静岡市葵区に新拠点を開設 アニメ新旧技術を融合 制作会社「シャフト」社長/久保田光俊氏【本音インタビュー】

 「魔法少女まどか☆マギカ」「3月のライオン」など多くの人気アニメーション作品を手掛ける制作会社シャフト(東京)が、静岡市葵区に「静岡スタジオAOI」を設立した。地方都市に設けた新拠点の狙いを聞いた。


 -スタジオ開設のいきさつは。
 「アニメ制作のデジタル化や技術の進歩、通信環境の向上で、オンラインのやりとりに不自由がなくなった。さらに、新型コロナウイルス禍を受けて約2年間、テレワークを進めた結果、東京の本社から離れた場所でも十分に仕事ができるという手応えを得た。静岡は都内から近く、住みやすく、働きやすい。本社から『隣のスタジオに行ってくれ』というぐらいの感覚で行き来できる」
 -新拠点の役割は。
 「日本ではまだ導入が進んでいない世界基準の制作ツールを用いて、コンピューターグラフィックス(CG)アニメと手書きの『2Dアニメ』のハイブリッド(組み合わせ)を進める。海外では主流になったフルCGに手書きのアニメの良さを残す方法論を研究開発する。東京でやっていることとは違った形で進化していきたい」
 -スタッフの拡充をどう進めるか。
 「東京から作画などを担当する3人が移り、県内で2人を新規採用して業務を開始した。毎年県内の新卒を採用し、最終的に二十数人の規模に持っていきたい。地元で絵やデザインを学ぶ学生の進路の選択肢が増えたらいい。一方で、このスタジオの新しい取り組みに興味を持ってくれた人が世界中から集まってほしいとも思っている。静岡のスタジオで完成させた作品が世に出るのも、そんなに先ではないだろう」

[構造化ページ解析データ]
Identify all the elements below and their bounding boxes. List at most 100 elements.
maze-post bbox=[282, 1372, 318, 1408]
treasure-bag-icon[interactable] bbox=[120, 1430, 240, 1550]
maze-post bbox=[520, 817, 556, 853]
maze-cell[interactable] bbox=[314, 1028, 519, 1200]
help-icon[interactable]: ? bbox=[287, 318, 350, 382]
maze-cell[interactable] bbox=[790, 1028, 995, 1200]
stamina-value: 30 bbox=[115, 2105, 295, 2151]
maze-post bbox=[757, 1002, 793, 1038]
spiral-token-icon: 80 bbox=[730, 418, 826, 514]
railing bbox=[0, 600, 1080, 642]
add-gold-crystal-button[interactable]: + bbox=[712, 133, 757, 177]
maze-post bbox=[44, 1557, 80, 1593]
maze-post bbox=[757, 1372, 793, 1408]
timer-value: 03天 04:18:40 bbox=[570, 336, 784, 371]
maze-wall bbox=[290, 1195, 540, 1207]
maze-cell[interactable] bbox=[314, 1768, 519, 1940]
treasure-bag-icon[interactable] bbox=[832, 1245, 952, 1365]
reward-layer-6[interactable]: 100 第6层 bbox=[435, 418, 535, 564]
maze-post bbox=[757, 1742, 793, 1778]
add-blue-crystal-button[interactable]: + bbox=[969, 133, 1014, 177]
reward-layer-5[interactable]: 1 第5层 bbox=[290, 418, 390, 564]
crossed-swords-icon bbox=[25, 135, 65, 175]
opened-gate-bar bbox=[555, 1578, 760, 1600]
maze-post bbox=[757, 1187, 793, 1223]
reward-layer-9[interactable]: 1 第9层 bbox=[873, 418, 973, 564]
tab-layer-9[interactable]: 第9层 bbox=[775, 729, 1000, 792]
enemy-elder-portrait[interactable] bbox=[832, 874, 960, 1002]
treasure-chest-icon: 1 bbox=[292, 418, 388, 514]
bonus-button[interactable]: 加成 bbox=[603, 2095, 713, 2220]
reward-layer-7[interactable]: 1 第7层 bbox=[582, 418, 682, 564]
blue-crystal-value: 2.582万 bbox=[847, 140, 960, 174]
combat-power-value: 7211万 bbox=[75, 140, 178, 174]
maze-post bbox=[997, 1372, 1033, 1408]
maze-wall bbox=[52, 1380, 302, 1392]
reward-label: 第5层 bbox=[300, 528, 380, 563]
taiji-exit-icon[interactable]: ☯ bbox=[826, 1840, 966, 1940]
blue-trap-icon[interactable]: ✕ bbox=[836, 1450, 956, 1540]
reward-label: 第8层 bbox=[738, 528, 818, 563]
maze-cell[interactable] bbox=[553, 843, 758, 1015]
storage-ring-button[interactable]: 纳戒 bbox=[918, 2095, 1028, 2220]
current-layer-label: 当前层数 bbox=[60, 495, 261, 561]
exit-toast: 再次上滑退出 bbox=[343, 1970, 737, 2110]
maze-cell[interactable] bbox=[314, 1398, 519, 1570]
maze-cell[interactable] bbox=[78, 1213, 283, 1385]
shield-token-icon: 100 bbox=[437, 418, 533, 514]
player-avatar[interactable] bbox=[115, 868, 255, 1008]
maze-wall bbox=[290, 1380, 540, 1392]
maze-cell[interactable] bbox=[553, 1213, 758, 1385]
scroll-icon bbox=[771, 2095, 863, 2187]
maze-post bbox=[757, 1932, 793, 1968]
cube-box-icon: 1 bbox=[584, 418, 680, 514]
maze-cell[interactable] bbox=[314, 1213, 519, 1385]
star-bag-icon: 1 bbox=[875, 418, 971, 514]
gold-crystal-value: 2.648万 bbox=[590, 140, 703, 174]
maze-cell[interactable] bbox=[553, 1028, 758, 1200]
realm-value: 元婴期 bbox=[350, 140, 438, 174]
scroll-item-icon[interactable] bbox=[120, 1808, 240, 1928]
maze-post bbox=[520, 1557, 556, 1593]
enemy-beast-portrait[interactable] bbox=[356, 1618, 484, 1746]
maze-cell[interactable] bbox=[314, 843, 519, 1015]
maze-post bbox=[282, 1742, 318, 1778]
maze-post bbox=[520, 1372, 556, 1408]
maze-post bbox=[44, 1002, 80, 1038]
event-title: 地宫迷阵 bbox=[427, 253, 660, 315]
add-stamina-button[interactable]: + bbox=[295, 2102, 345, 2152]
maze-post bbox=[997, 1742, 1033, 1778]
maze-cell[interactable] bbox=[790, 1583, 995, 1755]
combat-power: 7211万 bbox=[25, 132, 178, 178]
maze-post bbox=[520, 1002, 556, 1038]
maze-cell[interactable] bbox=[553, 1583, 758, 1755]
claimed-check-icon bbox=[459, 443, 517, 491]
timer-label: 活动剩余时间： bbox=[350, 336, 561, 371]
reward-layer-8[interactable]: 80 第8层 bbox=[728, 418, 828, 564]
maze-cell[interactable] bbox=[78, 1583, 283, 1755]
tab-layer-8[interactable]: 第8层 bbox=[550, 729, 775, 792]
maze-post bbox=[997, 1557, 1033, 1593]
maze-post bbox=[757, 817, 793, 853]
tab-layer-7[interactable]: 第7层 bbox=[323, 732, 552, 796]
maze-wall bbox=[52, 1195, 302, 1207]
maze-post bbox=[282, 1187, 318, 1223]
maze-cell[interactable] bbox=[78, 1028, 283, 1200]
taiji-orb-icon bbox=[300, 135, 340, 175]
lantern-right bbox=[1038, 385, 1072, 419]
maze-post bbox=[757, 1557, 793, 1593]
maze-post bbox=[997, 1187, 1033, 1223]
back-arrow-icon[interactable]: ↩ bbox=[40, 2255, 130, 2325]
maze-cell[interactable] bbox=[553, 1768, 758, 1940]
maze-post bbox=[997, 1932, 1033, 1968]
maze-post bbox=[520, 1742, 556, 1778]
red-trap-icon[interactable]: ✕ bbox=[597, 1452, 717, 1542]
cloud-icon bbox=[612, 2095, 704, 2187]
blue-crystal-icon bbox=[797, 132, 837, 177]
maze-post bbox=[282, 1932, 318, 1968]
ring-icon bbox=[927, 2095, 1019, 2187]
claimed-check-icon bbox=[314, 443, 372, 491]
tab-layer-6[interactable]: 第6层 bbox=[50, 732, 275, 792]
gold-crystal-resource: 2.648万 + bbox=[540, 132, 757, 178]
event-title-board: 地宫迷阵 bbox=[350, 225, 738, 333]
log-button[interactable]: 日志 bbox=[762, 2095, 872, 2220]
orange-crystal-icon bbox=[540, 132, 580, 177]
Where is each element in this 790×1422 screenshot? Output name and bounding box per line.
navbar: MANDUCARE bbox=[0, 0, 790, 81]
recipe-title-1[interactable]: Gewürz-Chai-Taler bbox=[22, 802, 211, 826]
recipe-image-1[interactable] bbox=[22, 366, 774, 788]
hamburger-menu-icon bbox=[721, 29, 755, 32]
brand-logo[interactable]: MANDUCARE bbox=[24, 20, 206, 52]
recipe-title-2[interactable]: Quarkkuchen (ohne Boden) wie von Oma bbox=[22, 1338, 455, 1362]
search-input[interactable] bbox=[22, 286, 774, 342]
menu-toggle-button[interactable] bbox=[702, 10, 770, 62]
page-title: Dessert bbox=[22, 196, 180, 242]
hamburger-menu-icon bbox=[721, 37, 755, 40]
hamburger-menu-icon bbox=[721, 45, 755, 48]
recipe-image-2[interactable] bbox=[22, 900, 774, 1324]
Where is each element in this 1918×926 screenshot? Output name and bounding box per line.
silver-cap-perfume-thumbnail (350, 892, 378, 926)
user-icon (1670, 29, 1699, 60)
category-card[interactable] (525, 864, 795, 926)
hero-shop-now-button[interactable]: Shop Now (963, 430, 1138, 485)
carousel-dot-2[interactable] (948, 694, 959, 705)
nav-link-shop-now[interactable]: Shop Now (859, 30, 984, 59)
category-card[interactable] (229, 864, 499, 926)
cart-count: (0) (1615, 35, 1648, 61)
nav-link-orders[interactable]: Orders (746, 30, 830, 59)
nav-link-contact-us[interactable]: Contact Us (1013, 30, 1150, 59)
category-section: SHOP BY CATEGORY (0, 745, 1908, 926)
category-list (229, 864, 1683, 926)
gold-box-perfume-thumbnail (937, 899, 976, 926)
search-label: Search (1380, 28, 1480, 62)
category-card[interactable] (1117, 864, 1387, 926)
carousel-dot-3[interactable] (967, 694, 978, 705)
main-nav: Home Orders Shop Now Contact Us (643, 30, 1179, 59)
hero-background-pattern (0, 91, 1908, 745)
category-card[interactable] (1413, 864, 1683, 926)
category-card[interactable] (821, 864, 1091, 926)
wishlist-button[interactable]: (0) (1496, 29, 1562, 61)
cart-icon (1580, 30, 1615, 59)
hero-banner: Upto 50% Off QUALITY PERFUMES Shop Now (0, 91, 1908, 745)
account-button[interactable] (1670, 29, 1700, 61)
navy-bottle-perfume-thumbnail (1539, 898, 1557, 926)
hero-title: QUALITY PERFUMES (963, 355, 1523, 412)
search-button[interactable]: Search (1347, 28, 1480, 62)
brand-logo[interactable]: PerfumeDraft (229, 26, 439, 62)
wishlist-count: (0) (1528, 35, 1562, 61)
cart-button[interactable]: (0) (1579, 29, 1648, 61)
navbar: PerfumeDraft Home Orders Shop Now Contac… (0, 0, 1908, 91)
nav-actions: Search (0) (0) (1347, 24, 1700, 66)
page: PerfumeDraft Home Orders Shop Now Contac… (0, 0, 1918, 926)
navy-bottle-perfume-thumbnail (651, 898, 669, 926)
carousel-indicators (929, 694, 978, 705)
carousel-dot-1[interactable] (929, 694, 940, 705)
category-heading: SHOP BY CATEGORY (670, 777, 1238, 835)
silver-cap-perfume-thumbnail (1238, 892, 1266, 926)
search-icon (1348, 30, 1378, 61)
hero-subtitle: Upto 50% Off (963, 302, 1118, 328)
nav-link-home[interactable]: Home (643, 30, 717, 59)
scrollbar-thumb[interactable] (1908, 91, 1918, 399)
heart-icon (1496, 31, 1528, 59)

**課題の詳細:** シャフトの静岡スタジオ開設についてのインタビュー記事を、最後の文の後から書き継いでください。

**解答結果:**
 -自身とアニメとの出合いや関わり方は。
 「テレビ放送が盛んになり始めた“アニメ創世記”をリアルタイムで体験した世代。中学生の時にブームだったのが『宇宙戦艦ヤマト』だった。特に『あしたのジョー』『エースをねらえ!』の出崎統監督の色使いや演出に引かれた。『海のトリトン』も好きで、後に(ガンダムシリーズの)富野由悠季監督の作品と知った。アニメ・漫画少年が制作会社に巡り合い、続けてこられたのは、好きな仕事をやりたいという強い気持ちがあったから。技術の進化や仕事のスタイルの変化も楽しめている」

 くぼた・みつとし 旧菊川町(現菊川市)生まれ。1982年シャフト入社。仕上げ部で色彩設定や特殊効果などを務め、95年から制作担当。企画・プロデューサーを経て2004年から現職。62歳。